» **REQUIREMENT**
Count every line of the material that holds the string "организациям". Respond with the total only.

» **PROVIDED MATERIAL**

# # # # # # #

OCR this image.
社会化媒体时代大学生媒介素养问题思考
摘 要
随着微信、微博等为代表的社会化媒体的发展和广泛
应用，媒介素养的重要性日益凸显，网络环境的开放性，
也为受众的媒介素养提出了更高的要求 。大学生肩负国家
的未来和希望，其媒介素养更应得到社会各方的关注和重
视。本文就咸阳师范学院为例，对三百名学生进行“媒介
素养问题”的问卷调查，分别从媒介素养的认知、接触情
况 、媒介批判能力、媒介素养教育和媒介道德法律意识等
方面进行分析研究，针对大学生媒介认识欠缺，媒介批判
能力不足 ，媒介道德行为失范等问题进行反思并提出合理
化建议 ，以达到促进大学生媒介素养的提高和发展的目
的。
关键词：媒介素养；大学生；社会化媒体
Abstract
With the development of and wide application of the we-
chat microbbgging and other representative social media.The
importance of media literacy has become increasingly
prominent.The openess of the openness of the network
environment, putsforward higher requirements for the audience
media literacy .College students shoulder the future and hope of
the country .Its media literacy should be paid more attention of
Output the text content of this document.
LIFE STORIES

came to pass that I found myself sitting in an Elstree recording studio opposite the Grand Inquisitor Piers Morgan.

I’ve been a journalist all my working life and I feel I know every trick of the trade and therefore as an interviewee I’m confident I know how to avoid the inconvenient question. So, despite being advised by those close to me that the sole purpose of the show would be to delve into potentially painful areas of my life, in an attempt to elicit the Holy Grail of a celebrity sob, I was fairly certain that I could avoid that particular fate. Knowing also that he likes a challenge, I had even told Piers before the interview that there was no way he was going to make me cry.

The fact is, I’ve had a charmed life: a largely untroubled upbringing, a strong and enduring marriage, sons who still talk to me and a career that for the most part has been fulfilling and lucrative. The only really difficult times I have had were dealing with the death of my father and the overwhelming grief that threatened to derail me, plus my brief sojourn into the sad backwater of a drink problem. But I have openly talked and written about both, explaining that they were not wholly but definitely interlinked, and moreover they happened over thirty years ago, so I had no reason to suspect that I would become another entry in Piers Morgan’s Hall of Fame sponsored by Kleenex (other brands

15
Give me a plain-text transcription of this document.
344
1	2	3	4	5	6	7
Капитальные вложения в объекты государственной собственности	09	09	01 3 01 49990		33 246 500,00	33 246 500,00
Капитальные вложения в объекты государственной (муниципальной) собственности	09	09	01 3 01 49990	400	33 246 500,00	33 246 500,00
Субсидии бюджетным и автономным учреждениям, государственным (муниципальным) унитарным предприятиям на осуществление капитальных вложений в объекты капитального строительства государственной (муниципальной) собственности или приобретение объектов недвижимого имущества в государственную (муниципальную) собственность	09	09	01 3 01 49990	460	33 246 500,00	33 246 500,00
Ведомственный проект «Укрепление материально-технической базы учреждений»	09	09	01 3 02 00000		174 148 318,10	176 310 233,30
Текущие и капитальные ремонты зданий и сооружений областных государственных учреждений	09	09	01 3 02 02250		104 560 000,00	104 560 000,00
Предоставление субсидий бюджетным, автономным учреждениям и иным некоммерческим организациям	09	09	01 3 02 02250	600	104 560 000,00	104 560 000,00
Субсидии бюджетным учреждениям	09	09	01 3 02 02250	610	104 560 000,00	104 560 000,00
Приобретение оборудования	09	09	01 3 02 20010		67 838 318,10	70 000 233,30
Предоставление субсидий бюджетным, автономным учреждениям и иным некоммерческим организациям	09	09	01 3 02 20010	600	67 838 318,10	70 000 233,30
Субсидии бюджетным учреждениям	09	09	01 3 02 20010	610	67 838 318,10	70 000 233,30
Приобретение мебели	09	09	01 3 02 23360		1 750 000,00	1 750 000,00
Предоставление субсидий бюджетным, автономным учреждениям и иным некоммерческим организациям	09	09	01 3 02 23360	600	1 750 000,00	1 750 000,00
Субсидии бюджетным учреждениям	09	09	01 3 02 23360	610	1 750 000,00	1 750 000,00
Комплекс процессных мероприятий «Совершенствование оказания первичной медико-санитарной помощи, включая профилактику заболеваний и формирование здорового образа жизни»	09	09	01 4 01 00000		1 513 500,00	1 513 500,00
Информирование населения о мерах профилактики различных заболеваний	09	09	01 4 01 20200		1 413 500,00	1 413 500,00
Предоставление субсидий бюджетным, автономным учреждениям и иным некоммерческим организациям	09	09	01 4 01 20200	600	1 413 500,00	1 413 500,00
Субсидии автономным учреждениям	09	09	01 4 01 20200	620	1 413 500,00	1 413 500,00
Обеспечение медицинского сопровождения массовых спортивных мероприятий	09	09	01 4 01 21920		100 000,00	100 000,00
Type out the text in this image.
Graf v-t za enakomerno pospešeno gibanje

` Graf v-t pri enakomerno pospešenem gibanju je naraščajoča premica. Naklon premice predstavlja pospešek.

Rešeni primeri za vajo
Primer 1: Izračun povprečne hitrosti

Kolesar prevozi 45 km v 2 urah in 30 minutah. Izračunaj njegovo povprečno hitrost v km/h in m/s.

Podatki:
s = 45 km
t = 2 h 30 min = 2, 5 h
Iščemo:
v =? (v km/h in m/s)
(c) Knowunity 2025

# # # # # # #

» **EXERCISE RESPONSE**
4